**OBJECTIVE:** The records that follow are to be transcribed in full, without their images.

**LISTING:**
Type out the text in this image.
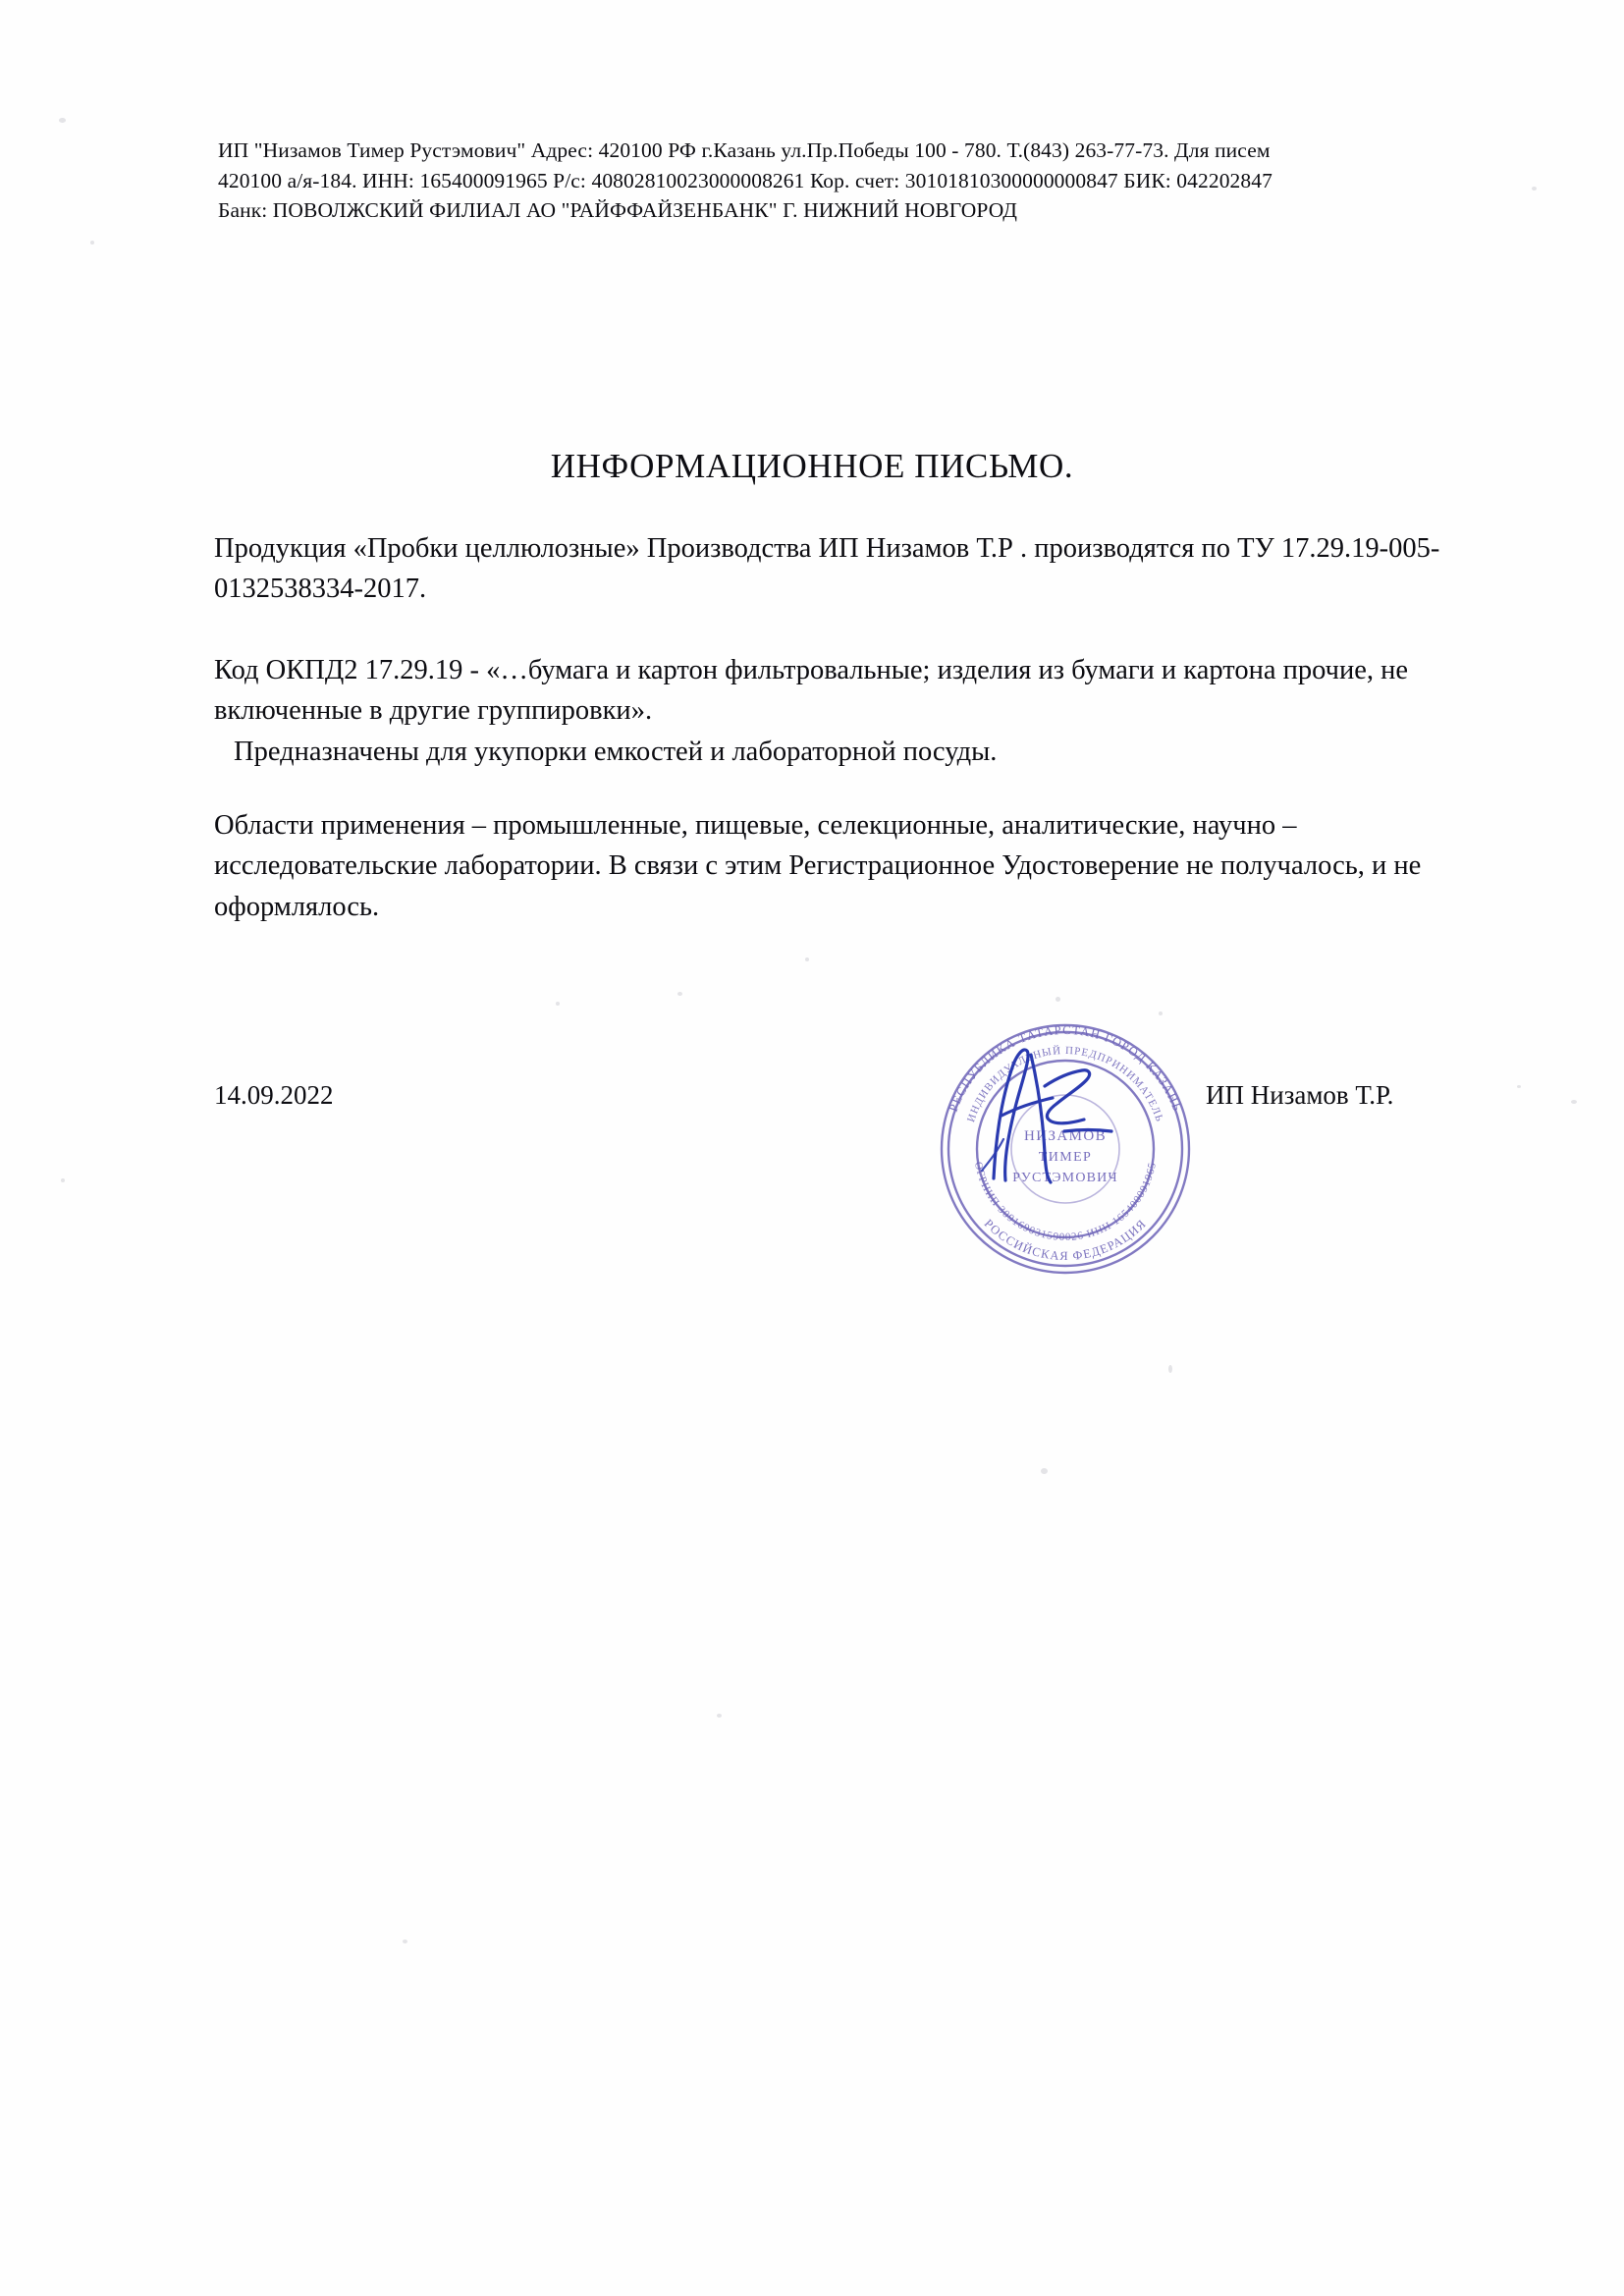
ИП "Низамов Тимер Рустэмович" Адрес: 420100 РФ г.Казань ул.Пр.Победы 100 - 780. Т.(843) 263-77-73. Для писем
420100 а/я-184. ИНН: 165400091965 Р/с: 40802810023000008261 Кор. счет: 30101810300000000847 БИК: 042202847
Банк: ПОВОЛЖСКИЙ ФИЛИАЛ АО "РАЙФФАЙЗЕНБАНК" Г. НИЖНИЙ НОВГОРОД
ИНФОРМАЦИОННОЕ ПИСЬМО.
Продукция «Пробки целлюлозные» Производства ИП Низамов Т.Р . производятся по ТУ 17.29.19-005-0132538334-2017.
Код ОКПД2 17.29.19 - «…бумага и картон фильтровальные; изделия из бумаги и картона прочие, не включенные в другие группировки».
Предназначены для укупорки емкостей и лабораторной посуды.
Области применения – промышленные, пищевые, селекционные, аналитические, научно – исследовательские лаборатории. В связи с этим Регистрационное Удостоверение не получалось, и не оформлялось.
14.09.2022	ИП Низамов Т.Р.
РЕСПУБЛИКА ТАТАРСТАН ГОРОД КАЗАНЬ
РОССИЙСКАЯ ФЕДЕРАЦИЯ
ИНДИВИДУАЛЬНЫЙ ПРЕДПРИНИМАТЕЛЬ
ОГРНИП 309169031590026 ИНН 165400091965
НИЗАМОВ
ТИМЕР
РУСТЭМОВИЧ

**ANSWER FOR THIS EXERCISE:**
Type out the text in this image.
ИП "Низамов Тимер Рустэмович" Адрес: 420100 РФ г.Казань ул.Пр.Победы 100 - 780. Т.(843) 263-77-73. Для писем
420100 а/я-184. ИНН: 165400091965 Р/с: 40802810023000008261 Кор. счет: 30101810300000000847 БИК: 042202847
Банк: ПОВОЛЖСКИЙ ФИЛИАЛ АО "РАЙФФАЙЗЕНБАНК" Г. НИЖНИЙ НОВГОРОД
ИНФОРМАЦИОННОЕ ПИСЬМО.
Продукция «Пробки целлюлозные» Производства ИП Низамов Т.Р . производятся по ТУ 17.29.19-005-0132538334-2017.
Код ОКПД2 17.29.19 - «…бумага и картон фильтровальные; изделия из бумаги и картона прочие, не включенные в другие группировки».
Предназначены для укупорки емкостей и лабораторной посуды.
Области применения – промышленные, пищевые, селекционные, аналитические, научно – исследовательские лаборатории. В связи с этим Регистрационное Удостоверение не получалось, и не оформлялось.
14.09.2022	ИП Низамов Т.Р.
РЕСПУБЛИКА ТАТАРСТАН ГОРОД КАЗАНЬ
РОССИЙСКАЯ ФЕДЕРАЦИЯ
ИНДИВИДУАЛЬНЫЙ ПРЕДПРИНИМАТЕЛЬ
ОГРНИП 309169031590026 ИНН 165400091965
НИЗАМОВ
ТИМЕР
РУСТЭМОВИЧ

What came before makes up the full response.